- Written task:
Quote the full listing word for word.

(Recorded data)
____

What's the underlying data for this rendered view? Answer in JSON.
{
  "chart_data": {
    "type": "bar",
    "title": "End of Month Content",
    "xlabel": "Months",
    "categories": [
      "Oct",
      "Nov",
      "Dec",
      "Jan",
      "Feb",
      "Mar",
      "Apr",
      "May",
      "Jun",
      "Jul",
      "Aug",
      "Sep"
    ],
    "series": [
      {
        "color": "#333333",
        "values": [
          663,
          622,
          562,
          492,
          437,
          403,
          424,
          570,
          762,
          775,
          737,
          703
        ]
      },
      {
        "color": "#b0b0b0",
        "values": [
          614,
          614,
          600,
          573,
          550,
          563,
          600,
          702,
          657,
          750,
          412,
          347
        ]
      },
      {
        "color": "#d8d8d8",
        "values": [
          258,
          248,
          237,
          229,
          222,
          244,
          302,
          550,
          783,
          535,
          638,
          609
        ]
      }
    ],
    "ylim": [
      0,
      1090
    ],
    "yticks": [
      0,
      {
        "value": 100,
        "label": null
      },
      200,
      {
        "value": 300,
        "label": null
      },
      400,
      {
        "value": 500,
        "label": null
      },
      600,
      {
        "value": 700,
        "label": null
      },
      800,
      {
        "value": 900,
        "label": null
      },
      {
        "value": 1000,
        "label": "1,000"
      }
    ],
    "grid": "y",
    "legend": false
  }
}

____

- Result:
What's the underlying data for this rendered view? Answer in JSON.
{
  "chart_data": {
    "type": "bar",
    "title": "End of Month Content",
    "xlabel": "Months",
    "categories": [
      "Oct",
      "Nov",
      "Dec",
      "Jan",
      "Feb",
      "Mar",
      "Apr",
      "May",
      "Jun",
      "Jul",
      "Aug",
      "Sep"
    ],
    "series": [
      {
        "color": "#333333",
        "values": [
          663,
          622,
          562,
          492,
          437,
          403,
          424,
          570,
          762,
          775,
          737,
          703
        ]
      },
      {
        "color": "#b0b0b0",
        "values": [
          614,
          614,
          600,
          573,
          550,
          563,
          600,
          702,
          657,
          750,
          412,
          347
        ]
      },
      {
        "color": "#d8d8d8",
        "values": [
          258,
          248,
          237,
          229,
          222,
          244,
          302,
          550,
          783,
          535,
          638,
          609
        ]
      }
    ],
    "ylim": [
      0,
      1090
    ],
    "yticks": [
      0,
      {
        "value": 100,
        "label": null
      },
      200,
      {
        "value": 300,
        "label": null
      },
      400,
      {
        "value": 500,
        "label": null
      },
      600,
      {
        "value": 700,
        "label": null
      },
      800,
      {
        "value": 900,
        "label": null
      },
      {
        "value": 1000,
        "label": "1,000"
      }
    ],
    "grid": "y",
    "legend": false
  }
}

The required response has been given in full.